- **WHAT IS ASKED**
Write out every entry precisely as given, leaving the pictures out.

◇ ◇ ◇ ◇ ◇ ◇ ◇

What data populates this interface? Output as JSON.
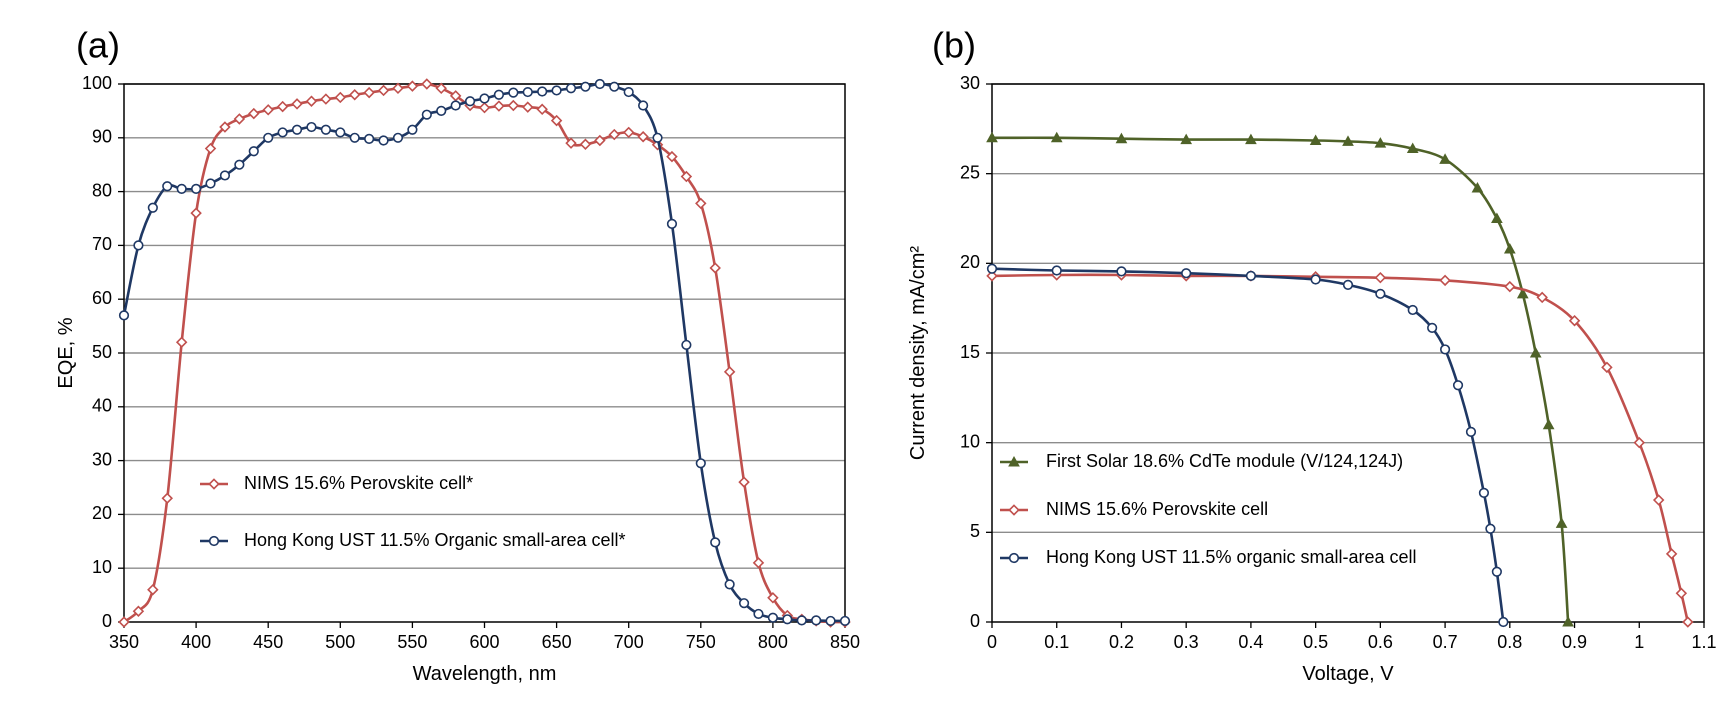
{
  "chart_data": [
    {
      "panel": "(a)",
      "type": "line",
      "xlabel": "Wavelength, nm",
      "ylabel": "EQE, %",
      "xlim": [
        350,
        850
      ],
      "ylim": [
        0,
        100
      ],
      "xticks": [
        350,
        400,
        450,
        500,
        550,
        600,
        650,
        700,
        750,
        800,
        850
      ],
      "yticks": [
        0,
        10,
        20,
        30,
        40,
        50,
        60,
        70,
        80,
        90,
        100
      ],
      "grid": "horizontal",
      "legend_placement": "lower-left",
      "series": [
        {
          "name": "NIMS 15.6% Perovskite cell*",
          "color": "#c0504d",
          "marker": "diamond",
          "x": [
            350,
            360,
            370,
            380,
            390,
            400,
            410,
            420,
            430,
            440,
            450,
            460,
            470,
            480,
            490,
            500,
            510,
            520,
            530,
            540,
            550,
            560,
            570,
            580,
            590,
            600,
            610,
            620,
            630,
            640,
            650,
            660,
            670,
            680,
            690,
            700,
            710,
            720,
            730,
            740,
            750,
            760,
            770,
            780,
            790,
            800,
            810,
            820,
            830,
            840,
            850
          ],
          "y": [
            0,
            2,
            6,
            23,
            52,
            76,
            88,
            92,
            93.5,
            94.5,
            95.2,
            95.8,
            96.3,
            96.8,
            97.2,
            97.5,
            98,
            98.4,
            98.8,
            99.2,
            99.6,
            100,
            99.2,
            97.8,
            96,
            95.6,
            95.9,
            96,
            95.7,
            95.3,
            93.2,
            89,
            88.8,
            89.5,
            90.6,
            91,
            90.2,
            88.7,
            86.5,
            82.8,
            77.8,
            65.8,
            46.5,
            26,
            11,
            4.5,
            1.2,
            0.5,
            0.2,
            0,
            0
          ]
        },
        {
          "name": "Hong Kong UST 11.5% Organic small-area cell*",
          "color": "#1f3864",
          "marker": "circle",
          "x": [
            350,
            360,
            370,
            380,
            390,
            400,
            410,
            420,
            430,
            440,
            450,
            460,
            470,
            480,
            490,
            500,
            510,
            520,
            530,
            540,
            550,
            560,
            570,
            580,
            590,
            600,
            610,
            620,
            630,
            640,
            650,
            660,
            670,
            680,
            690,
            700,
            710,
            720,
            730,
            740,
            750,
            760,
            770,
            780,
            790,
            800,
            810,
            820,
            830,
            840,
            850
          ],
          "y": [
            57,
            70,
            77,
            81,
            80.5,
            80.5,
            81.5,
            83,
            85,
            87.5,
            90,
            91,
            91.5,
            92,
            91.5,
            91,
            90,
            89.8,
            89.5,
            90,
            91.5,
            94.3,
            95,
            96,
            96.8,
            97.3,
            98,
            98.4,
            98.5,
            98.6,
            98.8,
            99.2,
            99.5,
            100,
            99.5,
            98.5,
            96,
            90,
            74,
            51.5,
            29.5,
            14.8,
            7,
            3.5,
            1.5,
            0.8,
            0.5,
            0.3,
            0.3,
            0.2,
            0.2
          ]
        }
      ]
    },
    {
      "panel": "(b)",
      "type": "line",
      "xlabel": "Voltage, V",
      "ylabel": "Current density, mA/cm²",
      "xlim": [
        0,
        1.1
      ],
      "ylim": [
        0,
        30
      ],
      "xticks": [
        0,
        0.1,
        0.2,
        0.3,
        0.4,
        0.5,
        0.6,
        0.7,
        0.8,
        0.9,
        1,
        1.1
      ],
      "yticks": [
        0,
        5,
        10,
        15,
        20,
        25,
        30
      ],
      "grid": "horizontal",
      "legend_placement": "lower-left",
      "series": [
        {
          "name": "First Solar 18.6% CdTe module (V/124,124J)",
          "color": "#4f6228",
          "marker": "triangle",
          "x": [
            0,
            0.1,
            0.2,
            0.3,
            0.4,
            0.5,
            0.55,
            0.6,
            0.65,
            0.7,
            0.75,
            0.78,
            0.8,
            0.82,
            0.84,
            0.86,
            0.88,
            0.89
          ],
          "y": [
            27,
            27,
            26.95,
            26.9,
            26.9,
            26.85,
            26.8,
            26.7,
            26.4,
            25.8,
            24.2,
            22.5,
            20.8,
            18.3,
            15,
            11,
            5.5,
            0
          ]
        },
        {
          "name": "NIMS 15.6% Perovskite cell",
          "color": "#c0504d",
          "marker": "diamond",
          "x": [
            0,
            0.1,
            0.2,
            0.3,
            0.4,
            0.5,
            0.6,
            0.7,
            0.8,
            0.85,
            0.9,
            0.95,
            1,
            1.03,
            1.05,
            1.065,
            1.075
          ],
          "y": [
            19.3,
            19.35,
            19.35,
            19.3,
            19.3,
            19.25,
            19.2,
            19.05,
            18.7,
            18.1,
            16.8,
            14.2,
            10,
            6.8,
            3.8,
            1.6,
            0
          ]
        },
        {
          "name": "Hong Kong UST 11.5% organic small-area cell",
          "color": "#1f3864",
          "marker": "circle",
          "x": [
            0,
            0.1,
            0.2,
            0.3,
            0.4,
            0.5,
            0.55,
            0.6,
            0.65,
            0.68,
            0.7,
            0.72,
            0.74,
            0.76,
            0.77,
            0.78,
            0.79
          ],
          "y": [
            19.7,
            19.6,
            19.55,
            19.45,
            19.3,
            19.1,
            18.8,
            18.3,
            17.4,
            16.4,
            15.2,
            13.2,
            10.6,
            7.2,
            5.2,
            2.8,
            0
          ]
        }
      ]
    }
  ]
}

◇ ◇ ◇ ◇ ◇ ◇ ◇

- **SOLUTION FOR THIS PROBLEM**
What data populates this interface? Output as JSON.
{
  "chart_data": [
    {
      "panel": "(a)",
      "type": "line",
      "xlabel": "Wavelength, nm",
      "ylabel": "EQE, %",
      "xlim": [
        350,
        850
      ],
      "ylim": [
        0,
        100
      ],
      "xticks": [
        350,
        400,
        450,
        500,
        550,
        600,
        650,
        700,
        750,
        800,
        850
      ],
      "yticks": [
        0,
        10,
        20,
        30,
        40,
        50,
        60,
        70,
        80,
        90,
        100
      ],
      "grid": "horizontal",
      "legend_placement": "lower-left",
      "series": [
        {
          "name": "NIMS 15.6% Perovskite cell*",
          "color": "#c0504d",
          "marker": "diamond",
          "x": [
            350,
            360,
            370,
            380,
            390,
            400,
            410,
            420,
            430,
            440,
            450,
            460,
            470,
            480,
            490,
            500,
            510,
            520,
            530,
            540,
            550,
            560,
            570,
            580,
            590,
            600,
            610,
            620,
            630,
            640,
            650,
            660,
            670,
            680,
            690,
            700,
            710,
            720,
            730,
            740,
            750,
            760,
            770,
            780,
            790,
            800,
            810,
            820,
            830,
            840,
            850
          ],
          "y": [
            0,
            2,
            6,
            23,
            52,
            76,
            88,
            92,
            93.5,
            94.5,
            95.2,
            95.8,
            96.3,
            96.8,
            97.2,
            97.5,
            98,
            98.4,
            98.8,
            99.2,
            99.6,
            100,
            99.2,
            97.8,
            96,
            95.6,
            95.9,
            96,
            95.7,
            95.3,
            93.2,
            89,
            88.8,
            89.5,
            90.6,
            91,
            90.2,
            88.7,
            86.5,
            82.8,
            77.8,
            65.8,
            46.5,
            26,
            11,
            4.5,
            1.2,
            0.5,
            0.2,
            0,
            0
          ]
        },
        {
          "name": "Hong Kong UST 11.5% Organic small-area cell*",
          "color": "#1f3864",
          "marker": "circle",
          "x": [
            350,
            360,
            370,
            380,
            390,
            400,
            410,
            420,
            430,
            440,
            450,
            460,
            470,
            480,
            490,
            500,
            510,
            520,
            530,
            540,
            550,
            560,
            570,
            580,
            590,
            600,
            610,
            620,
            630,
            640,
            650,
            660,
            670,
            680,
            690,
            700,
            710,
            720,
            730,
            740,
            750,
            760,
            770,
            780,
            790,
            800,
            810,
            820,
            830,
            840,
            850
          ],
          "y": [
            57,
            70,
            77,
            81,
            80.5,
            80.5,
            81.5,
            83,
            85,
            87.5,
            90,
            91,
            91.5,
            92,
            91.5,
            91,
            90,
            89.8,
            89.5,
            90,
            91.5,
            94.3,
            95,
            96,
            96.8,
            97.3,
            98,
            98.4,
            98.5,
            98.6,
            98.8,
            99.2,
            99.5,
            100,
            99.5,
            98.5,
            96,
            90,
            74,
            51.5,
            29.5,
            14.8,
            7,
            3.5,
            1.5,
            0.8,
            0.5,
            0.3,
            0.3,
            0.2,
            0.2
          ]
        }
      ]
    },
    {
      "panel": "(b)",
      "type": "line",
      "xlabel": "Voltage, V",
      "ylabel": "Current density, mA/cm²",
      "xlim": [
        0,
        1.1
      ],
      "ylim": [
        0,
        30
      ],
      "xticks": [
        0,
        0.1,
        0.2,
        0.3,
        0.4,
        0.5,
        0.6,
        0.7,
        0.8,
        0.9,
        1,
        1.1
      ],
      "yticks": [
        0,
        5,
        10,
        15,
        20,
        25,
        30
      ],
      "grid": "horizontal",
      "legend_placement": "lower-left",
      "series": [
        {
          "name": "First Solar 18.6% CdTe module (V/124,124J)",
          "color": "#4f6228",
          "marker": "triangle",
          "x": [
            0,
            0.1,
            0.2,
            0.3,
            0.4,
            0.5,
            0.55,
            0.6,
            0.65,
            0.7,
            0.75,
            0.78,
            0.8,
            0.82,
            0.84,
            0.86,
            0.88,
            0.89
          ],
          "y": [
            27,
            27,
            26.95,
            26.9,
            26.9,
            26.85,
            26.8,
            26.7,
            26.4,
            25.8,
            24.2,
            22.5,
            20.8,
            18.3,
            15,
            11,
            5.5,
            0
          ]
        },
        {
          "name": "NIMS 15.6% Perovskite cell",
          "color": "#c0504d",
          "marker": "diamond",
          "x": [
            0,
            0.1,
            0.2,
            0.3,
            0.4,
            0.5,
            0.6,
            0.7,
            0.8,
            0.85,
            0.9,
            0.95,
            1,
            1.03,
            1.05,
            1.065,
            1.075
          ],
          "y": [
            19.3,
            19.35,
            19.35,
            19.3,
            19.3,
            19.25,
            19.2,
            19.05,
            18.7,
            18.1,
            16.8,
            14.2,
            10,
            6.8,
            3.8,
            1.6,
            0
          ]
        },
        {
          "name": "Hong Kong UST 11.5% organic small-area cell",
          "color": "#1f3864",
          "marker": "circle",
          "x": [
            0,
            0.1,
            0.2,
            0.3,
            0.4,
            0.5,
            0.55,
            0.6,
            0.65,
            0.68,
            0.7,
            0.72,
            0.74,
            0.76,
            0.77,
            0.78,
            0.79
          ],
          "y": [
            19.7,
            19.6,
            19.55,
            19.45,
            19.3,
            19.1,
            18.8,
            18.3,
            17.4,
            16.4,
            15.2,
            13.2,
            10.6,
            7.2,
            5.2,
            2.8,
            0
          ]
        }
      ]
    }
  ]
}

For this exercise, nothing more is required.